### Set problem
For each line in the data below that holds "title", return a copy.

### Supplied records
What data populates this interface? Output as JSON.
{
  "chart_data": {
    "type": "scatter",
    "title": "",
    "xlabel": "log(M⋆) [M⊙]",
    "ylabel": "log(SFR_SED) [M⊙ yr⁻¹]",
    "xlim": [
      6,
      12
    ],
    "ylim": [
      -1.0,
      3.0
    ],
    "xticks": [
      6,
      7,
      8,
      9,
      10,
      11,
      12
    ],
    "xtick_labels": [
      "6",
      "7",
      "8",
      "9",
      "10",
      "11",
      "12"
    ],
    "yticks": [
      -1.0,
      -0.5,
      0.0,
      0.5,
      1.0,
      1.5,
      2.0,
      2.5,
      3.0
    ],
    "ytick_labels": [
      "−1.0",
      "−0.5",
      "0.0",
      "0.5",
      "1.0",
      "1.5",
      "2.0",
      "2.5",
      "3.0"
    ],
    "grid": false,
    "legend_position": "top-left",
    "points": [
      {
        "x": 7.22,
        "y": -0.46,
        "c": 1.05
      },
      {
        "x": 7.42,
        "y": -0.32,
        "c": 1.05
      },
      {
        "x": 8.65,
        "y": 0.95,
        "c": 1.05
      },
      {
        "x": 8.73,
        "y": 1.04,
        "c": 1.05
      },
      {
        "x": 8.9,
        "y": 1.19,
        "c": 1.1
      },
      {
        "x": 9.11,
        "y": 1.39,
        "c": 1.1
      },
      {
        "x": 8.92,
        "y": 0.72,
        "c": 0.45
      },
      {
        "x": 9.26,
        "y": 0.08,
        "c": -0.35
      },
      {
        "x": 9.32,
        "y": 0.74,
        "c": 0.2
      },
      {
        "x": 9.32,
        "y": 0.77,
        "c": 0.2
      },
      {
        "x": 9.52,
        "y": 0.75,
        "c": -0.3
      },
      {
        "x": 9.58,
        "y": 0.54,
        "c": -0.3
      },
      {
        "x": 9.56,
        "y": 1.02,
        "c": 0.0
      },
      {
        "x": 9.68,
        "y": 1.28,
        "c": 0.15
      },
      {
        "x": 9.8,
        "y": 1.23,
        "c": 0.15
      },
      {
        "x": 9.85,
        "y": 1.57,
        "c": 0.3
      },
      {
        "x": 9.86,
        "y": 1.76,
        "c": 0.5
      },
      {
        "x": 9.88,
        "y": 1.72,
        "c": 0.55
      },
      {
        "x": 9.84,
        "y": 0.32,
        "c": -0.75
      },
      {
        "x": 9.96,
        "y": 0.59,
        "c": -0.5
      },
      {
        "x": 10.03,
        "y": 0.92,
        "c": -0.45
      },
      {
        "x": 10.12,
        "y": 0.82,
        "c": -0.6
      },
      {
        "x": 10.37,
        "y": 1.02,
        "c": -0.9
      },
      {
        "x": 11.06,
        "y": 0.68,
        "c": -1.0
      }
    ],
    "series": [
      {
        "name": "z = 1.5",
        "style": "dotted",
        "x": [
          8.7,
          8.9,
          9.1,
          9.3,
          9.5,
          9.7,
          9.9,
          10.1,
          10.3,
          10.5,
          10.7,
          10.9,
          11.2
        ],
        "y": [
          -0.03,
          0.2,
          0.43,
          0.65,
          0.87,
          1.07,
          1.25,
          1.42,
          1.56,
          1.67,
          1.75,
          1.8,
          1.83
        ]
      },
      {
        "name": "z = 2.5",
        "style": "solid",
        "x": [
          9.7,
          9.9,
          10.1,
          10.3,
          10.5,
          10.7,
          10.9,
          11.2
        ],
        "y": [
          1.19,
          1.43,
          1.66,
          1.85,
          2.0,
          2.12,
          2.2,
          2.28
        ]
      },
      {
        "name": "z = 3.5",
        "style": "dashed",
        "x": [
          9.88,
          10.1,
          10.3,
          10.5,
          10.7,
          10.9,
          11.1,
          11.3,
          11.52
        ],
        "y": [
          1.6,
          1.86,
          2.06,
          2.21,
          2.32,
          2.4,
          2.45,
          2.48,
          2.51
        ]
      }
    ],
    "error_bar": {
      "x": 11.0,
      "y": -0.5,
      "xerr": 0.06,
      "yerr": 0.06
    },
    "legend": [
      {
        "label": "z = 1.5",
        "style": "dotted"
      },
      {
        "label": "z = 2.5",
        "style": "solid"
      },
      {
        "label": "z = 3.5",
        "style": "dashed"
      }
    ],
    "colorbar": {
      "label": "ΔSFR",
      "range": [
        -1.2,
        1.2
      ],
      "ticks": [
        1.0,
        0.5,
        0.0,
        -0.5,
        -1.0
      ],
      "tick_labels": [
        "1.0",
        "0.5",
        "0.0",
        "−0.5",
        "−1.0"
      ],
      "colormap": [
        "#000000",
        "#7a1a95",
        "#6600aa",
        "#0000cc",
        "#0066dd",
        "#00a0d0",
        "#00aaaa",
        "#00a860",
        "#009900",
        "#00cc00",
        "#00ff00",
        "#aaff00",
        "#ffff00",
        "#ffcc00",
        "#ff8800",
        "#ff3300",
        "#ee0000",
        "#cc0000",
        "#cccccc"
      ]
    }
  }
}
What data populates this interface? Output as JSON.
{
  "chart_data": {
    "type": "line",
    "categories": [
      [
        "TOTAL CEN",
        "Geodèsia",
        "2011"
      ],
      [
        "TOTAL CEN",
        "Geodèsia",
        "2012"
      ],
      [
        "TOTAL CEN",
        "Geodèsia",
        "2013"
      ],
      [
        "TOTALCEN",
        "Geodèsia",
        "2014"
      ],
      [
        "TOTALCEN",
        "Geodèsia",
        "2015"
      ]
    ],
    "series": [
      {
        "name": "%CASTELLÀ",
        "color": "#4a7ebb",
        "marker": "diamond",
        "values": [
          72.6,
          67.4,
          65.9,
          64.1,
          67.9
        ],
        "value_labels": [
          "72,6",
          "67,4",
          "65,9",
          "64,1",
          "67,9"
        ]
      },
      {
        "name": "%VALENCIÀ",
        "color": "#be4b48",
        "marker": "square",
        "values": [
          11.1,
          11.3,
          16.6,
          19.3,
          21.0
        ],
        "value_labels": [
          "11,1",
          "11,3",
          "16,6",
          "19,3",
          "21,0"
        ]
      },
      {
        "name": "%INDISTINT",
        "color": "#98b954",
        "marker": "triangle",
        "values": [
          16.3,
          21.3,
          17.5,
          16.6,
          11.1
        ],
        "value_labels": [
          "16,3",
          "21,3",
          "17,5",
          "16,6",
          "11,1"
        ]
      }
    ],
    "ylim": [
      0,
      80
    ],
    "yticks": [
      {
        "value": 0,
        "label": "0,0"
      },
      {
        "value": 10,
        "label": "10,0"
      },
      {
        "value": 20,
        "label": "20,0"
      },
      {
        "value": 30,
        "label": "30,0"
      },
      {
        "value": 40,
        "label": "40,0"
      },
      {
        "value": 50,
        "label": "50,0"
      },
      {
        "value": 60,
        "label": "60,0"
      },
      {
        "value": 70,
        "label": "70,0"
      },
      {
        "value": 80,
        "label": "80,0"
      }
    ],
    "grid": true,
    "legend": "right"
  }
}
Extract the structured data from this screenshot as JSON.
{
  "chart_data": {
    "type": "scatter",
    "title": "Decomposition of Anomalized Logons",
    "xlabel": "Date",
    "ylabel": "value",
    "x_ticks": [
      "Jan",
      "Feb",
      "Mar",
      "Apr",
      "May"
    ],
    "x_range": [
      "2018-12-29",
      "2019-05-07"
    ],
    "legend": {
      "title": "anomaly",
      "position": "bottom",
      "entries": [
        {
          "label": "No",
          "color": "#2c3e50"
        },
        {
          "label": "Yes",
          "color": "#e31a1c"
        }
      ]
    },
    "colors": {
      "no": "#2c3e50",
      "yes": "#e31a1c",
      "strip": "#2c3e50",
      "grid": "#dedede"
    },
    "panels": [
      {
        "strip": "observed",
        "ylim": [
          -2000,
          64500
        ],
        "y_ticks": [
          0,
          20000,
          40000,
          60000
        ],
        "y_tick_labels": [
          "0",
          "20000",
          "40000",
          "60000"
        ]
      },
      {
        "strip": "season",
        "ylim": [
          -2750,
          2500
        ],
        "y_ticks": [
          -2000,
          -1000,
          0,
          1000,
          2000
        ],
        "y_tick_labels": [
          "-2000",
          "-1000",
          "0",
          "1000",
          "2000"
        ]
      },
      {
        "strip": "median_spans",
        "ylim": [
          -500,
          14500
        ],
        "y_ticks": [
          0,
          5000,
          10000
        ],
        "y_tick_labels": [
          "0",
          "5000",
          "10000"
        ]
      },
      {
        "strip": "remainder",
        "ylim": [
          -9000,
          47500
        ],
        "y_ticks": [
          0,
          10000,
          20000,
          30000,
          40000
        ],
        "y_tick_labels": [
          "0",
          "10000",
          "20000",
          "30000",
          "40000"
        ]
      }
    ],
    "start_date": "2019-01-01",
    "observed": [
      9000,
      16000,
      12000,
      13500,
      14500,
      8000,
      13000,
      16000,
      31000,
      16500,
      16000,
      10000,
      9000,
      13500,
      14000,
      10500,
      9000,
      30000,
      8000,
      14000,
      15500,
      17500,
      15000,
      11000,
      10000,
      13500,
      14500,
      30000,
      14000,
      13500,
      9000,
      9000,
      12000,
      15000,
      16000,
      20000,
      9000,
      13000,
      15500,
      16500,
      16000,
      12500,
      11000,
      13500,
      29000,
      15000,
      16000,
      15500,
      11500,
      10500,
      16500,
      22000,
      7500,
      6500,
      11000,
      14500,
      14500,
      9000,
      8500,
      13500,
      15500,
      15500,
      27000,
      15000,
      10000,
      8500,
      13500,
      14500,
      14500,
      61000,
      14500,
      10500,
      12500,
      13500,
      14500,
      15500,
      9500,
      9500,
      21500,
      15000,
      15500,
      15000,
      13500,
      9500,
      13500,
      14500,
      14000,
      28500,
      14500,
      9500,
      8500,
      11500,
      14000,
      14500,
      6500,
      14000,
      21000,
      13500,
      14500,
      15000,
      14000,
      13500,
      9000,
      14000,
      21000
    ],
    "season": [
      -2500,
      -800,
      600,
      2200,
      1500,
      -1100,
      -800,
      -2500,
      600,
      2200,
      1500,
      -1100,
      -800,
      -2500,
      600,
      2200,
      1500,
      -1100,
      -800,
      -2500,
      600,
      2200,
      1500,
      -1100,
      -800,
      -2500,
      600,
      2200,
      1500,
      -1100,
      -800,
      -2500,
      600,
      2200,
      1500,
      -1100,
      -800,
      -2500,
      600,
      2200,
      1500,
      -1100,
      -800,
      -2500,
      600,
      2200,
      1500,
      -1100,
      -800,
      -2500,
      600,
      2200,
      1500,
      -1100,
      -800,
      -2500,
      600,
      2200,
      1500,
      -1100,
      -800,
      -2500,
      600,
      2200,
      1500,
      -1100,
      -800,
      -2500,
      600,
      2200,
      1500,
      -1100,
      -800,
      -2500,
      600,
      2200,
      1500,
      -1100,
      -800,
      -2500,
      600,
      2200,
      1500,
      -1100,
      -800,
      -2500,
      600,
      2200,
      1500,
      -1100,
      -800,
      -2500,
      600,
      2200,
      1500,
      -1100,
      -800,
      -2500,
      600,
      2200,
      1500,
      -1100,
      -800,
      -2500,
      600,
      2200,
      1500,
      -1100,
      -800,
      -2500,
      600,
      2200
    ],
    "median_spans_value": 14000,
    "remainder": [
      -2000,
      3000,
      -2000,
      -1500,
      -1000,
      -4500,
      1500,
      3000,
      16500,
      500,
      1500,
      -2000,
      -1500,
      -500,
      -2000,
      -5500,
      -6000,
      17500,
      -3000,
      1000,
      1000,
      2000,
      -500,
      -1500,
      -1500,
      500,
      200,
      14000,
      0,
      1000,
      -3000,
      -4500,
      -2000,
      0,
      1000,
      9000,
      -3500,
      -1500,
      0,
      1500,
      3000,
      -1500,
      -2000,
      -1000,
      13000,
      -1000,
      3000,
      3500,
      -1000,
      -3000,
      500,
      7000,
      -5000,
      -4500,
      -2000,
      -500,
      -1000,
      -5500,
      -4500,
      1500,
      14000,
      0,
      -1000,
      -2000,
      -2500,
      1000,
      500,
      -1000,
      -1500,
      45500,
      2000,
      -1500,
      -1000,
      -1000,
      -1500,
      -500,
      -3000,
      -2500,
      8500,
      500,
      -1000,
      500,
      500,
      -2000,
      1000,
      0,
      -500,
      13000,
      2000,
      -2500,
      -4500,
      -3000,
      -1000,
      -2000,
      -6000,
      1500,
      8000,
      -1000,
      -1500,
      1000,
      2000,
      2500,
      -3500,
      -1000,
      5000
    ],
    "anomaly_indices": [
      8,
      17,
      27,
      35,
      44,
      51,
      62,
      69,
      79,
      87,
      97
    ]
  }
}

### Solution below
    "title": "",
    "title": "Decomposition of Anomalized Logons",
      "title": "anomaly",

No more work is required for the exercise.